* **EXERCISE GOAL**
Find how many lines of the listing include the string "value", and report only that figure.

Data records

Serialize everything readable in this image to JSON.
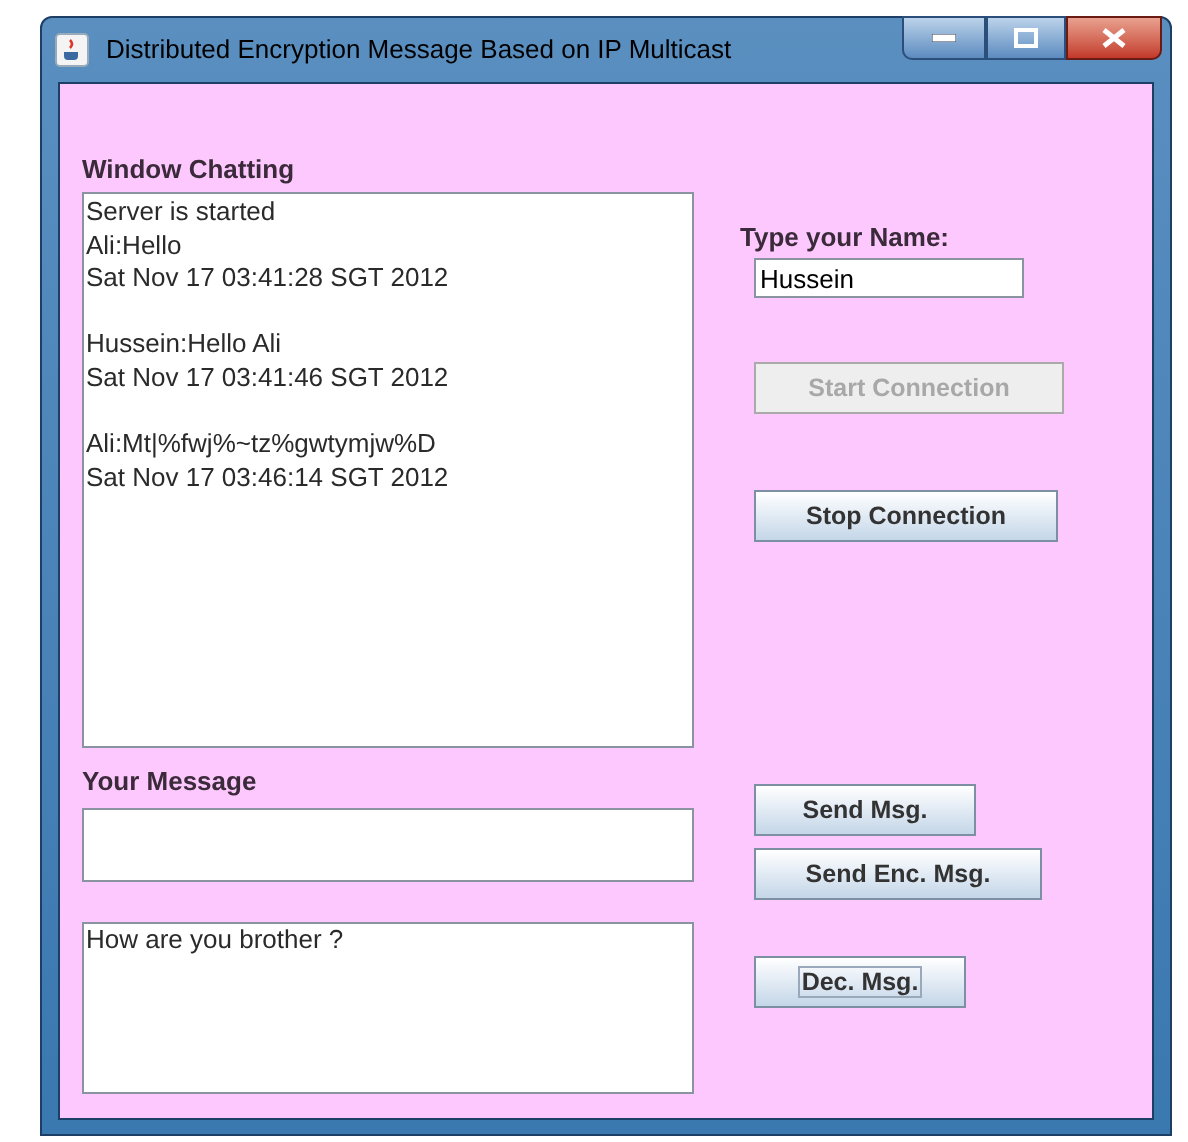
{
  "window": {
    "title": "Distributed Encryption Message Based on IP Multicast"
  },
  "chat": {
    "label": "Window Chatting",
    "entries": [
      {
        "lines": [
          "Server is started",
          "Ali:Hello",
          "Sat Nov 17 03:41:28 SGT 2012"
        ]
      },
      {
        "lines": [
          "Hussein:Hello Ali",
          "Sat Nov 17 03:41:46 SGT 2012"
        ]
      },
      {
        "lines": [
          "Ali:Mt|%fwj%~tz%gwtymjw%D",
          "Sat Nov 17 03:46:14 SGT 2012"
        ]
      }
    ]
  },
  "name_label": "Type your Name:",
  "name_field": {
    "value": "Hussein"
  },
  "connection_buttons": [
    {
      "label": "Start Connection",
      "disabled": true
    },
    {
      "label": "Stop Connection",
      "disabled": false
    }
  ],
  "message_label": "Your Message",
  "send_buttons": [
    {
      "label": "Send Msg.",
      "focused": false
    },
    {
      "label": "Send Enc. Msg.",
      "focused": false
    }
  ],
  "output_box": {
    "value": "How are you brother ?"
  },
  "decrypt_button": {
    "label": "Dec. Msg.",
    "focused": true
  }
}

* **THE SOLUTION**
2